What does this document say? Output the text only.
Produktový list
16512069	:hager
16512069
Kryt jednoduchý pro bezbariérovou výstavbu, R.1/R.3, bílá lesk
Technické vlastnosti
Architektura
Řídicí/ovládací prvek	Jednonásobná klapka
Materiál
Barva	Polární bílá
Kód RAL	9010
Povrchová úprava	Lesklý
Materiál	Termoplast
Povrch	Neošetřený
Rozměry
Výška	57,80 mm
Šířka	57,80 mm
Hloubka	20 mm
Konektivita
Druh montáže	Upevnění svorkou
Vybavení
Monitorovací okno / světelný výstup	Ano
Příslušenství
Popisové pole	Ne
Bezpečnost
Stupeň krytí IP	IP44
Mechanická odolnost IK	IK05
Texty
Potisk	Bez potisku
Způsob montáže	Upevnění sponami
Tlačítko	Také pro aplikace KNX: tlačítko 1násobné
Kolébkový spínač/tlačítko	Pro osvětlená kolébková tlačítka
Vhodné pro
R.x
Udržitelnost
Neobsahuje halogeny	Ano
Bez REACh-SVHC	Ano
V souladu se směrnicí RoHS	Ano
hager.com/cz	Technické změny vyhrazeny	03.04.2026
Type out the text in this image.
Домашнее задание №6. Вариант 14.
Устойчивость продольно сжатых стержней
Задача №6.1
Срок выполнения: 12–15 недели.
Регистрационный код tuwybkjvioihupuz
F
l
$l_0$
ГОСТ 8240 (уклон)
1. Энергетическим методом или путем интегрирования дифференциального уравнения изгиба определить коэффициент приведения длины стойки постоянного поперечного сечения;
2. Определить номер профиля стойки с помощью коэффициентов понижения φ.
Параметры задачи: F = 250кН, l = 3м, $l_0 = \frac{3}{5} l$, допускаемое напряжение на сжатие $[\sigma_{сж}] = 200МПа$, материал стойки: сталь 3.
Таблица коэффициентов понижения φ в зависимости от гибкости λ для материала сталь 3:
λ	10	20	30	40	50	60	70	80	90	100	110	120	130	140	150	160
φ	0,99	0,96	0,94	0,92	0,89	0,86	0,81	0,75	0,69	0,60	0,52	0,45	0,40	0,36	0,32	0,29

# What this task involves:
Retype exactly the lines from the one containing "Type out the text in this image." through the last line of the records above, including both.

# Solution to the problem:
Type out the text in this image.
Домашнее задание №6. Вариант 14.
Устойчивость продольно сжатых стержней
Задача №6.1
Срок выполнения: 12–15 недели.
Регистрационный код tuwybkjvioihupuz
F
l
$l_0$
ГОСТ 8240 (уклон)
1. Энергетическим методом или путем интегрирования дифференциального уравнения изгиба определить коэффициент приведения длины стойки постоянного поперечного сечения;
2. Определить номер профиля стойки с помощью коэффициентов понижения φ.
Параметры задачи: F = 250кН, l = 3м, $l_0 = \frac{3}{5} l$, допускаемое напряжение на сжатие $[\sigma_{сж}] = 200МПа$, материал стойки: сталь 3.
Таблица коэффициентов понижения φ в зависимости от гибкости λ для материала сталь 3:
λ	10	20	30	40	50	60	70	80	90	100	110	120	130	140	150	160
φ	0,99	0,96	0,94	0,92	0,89	0,86	0,81	0,75	0,69	0,60	0,52	0,45	0,40	0,36	0,32	0,29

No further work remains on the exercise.